• **Extract to read**:
***

ENERGETICS AND MECHANISM OF THE THERMAL DECARBOXYLATION OF (CO)4FECOOH- IN THE GAS-PHASE

The energetics and mechanism of decarboxylation of (CO)4FeCOOH- to form CO2 and (CO)4FeH-, a key step in the Fe(CO)5-catalyzed water-gas shift reaction, is investigated using the flowing after glow-triple quadrupole technique. Previous studies of collisional activation of (CO)4FeCOOH- in the gas phase showed only loss of CO ligands, suggesting that base catalysis is necessary for decarboxylation. We have now observed gas-phase decarboxylation of this hydroxycarbonyl ion using energy-resolved collision-induced dissociation. Decarboxylation competes with decarbonylation at translational energies near the reaction threshold, indicating that unimolecular beta-elimination of CO2 can occur. Loss of two carbonyl ligands to form (CO)3FeOH- is the dominant process at somewhat higher energies. The thresholds for loss of CO, 2CO, and CO2 are 21.4 +/- 3.9, 30.2 +/- 2.8, and 18.9 +/- 3.2 kcal/mol, respectively. The latter number corresponds to a barrier for an exothermic reaction. DH[Fe(CO)5-OH-] = 60.8 +/- 3.4 kcal/mol is determined by measurement of the equilibrium constant for hydroxide exchange between Fe(CO)5 and SO2. (CO)4FeSOOH- + CO2 is formed as a side product of this reaction, and the structure of this species is investigated. These data are combined with other thermochemistry to derive a model reaction-energy profile for the Fe(CO)5-catalyzed water-gas shift reaction.

***

• **Entries provided**:
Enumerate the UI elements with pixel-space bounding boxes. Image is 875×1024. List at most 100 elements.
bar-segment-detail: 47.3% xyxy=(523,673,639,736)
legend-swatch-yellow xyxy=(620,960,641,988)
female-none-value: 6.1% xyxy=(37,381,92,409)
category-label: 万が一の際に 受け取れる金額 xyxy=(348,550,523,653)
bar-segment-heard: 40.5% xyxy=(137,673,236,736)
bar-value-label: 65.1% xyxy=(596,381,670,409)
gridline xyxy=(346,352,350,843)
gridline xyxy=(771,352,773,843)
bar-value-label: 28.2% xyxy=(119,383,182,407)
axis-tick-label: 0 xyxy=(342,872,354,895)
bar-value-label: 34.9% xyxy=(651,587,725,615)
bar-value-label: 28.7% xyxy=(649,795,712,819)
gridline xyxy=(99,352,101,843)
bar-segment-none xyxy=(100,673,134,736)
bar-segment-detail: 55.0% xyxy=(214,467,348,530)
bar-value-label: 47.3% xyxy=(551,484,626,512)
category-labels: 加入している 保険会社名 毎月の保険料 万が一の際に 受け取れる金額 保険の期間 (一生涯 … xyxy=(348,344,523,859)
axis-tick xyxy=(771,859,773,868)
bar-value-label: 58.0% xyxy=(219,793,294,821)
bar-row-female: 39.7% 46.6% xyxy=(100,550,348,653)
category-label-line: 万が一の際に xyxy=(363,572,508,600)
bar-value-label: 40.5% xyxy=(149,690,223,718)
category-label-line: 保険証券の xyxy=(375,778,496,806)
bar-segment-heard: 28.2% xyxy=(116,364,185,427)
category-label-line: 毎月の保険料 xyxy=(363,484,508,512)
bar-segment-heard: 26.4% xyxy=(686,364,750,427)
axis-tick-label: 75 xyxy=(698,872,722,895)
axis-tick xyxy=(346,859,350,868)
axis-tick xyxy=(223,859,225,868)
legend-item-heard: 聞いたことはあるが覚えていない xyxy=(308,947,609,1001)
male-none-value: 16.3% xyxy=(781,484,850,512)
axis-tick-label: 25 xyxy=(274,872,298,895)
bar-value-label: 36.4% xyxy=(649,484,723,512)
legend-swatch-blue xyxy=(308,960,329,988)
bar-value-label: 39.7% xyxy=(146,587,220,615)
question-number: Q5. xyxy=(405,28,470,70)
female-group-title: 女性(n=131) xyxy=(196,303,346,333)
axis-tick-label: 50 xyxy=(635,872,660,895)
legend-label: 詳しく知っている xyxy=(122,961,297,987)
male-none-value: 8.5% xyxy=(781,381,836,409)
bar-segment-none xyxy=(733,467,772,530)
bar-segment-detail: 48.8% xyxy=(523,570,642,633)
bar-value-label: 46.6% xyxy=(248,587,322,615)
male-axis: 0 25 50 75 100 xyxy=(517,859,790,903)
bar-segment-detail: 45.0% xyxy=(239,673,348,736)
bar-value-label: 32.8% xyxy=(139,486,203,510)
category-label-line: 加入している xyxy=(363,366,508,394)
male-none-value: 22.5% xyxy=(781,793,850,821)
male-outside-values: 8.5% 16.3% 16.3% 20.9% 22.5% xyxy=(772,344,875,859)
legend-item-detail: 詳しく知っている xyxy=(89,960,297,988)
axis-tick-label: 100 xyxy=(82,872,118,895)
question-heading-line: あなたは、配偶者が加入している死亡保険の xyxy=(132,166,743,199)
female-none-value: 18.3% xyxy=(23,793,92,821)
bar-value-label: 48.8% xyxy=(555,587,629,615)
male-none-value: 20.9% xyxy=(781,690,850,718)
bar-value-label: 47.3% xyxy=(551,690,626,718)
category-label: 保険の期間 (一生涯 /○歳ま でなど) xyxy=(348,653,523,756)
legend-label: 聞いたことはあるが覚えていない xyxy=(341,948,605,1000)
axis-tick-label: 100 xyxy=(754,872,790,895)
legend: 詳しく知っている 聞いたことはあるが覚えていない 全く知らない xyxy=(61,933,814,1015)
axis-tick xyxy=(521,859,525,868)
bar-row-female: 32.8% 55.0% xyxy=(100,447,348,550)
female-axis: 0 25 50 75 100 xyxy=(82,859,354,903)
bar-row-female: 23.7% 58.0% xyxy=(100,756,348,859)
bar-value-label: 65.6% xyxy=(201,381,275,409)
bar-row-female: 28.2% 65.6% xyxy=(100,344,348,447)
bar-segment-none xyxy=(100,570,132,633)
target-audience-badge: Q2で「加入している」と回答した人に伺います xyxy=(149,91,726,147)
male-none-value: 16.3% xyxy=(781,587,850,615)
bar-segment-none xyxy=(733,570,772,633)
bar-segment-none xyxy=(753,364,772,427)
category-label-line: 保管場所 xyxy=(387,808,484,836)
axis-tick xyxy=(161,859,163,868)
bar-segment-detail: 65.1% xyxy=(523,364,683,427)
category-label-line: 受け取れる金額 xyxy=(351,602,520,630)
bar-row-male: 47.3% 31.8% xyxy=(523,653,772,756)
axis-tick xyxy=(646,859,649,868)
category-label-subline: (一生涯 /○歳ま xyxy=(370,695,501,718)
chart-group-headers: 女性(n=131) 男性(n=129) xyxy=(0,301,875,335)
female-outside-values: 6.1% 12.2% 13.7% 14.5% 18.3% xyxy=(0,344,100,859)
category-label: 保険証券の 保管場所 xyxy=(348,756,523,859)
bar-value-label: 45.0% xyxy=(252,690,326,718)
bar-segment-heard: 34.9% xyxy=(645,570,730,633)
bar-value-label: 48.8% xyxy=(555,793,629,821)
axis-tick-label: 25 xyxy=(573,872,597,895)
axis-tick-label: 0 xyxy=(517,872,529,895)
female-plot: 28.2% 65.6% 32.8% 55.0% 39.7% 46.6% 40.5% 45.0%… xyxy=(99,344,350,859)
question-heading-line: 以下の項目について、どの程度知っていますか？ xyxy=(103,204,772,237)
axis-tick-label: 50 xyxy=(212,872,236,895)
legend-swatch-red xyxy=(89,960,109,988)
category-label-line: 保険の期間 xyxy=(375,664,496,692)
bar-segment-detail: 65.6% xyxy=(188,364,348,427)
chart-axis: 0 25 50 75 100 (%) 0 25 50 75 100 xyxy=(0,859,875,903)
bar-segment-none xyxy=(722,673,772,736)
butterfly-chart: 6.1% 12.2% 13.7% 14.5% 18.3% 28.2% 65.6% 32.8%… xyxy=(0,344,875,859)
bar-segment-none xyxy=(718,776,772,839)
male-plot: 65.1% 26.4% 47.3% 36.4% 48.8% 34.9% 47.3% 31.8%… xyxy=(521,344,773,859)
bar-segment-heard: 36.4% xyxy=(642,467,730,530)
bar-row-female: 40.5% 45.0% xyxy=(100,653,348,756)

***

• **Exercise prompt**: In the text on decarboxylation of (CO)4FeCOOH-, why did earlier work suggest that base catalysis is necessary for decarboxylation?

• **Exercise result**: Previous collisional activation studies of (CO)4FeCOOH- in the gas phase showed only loss of CO ligands. They did not show decarboxylation, so the finding suggested that base catalysis is needed for that step.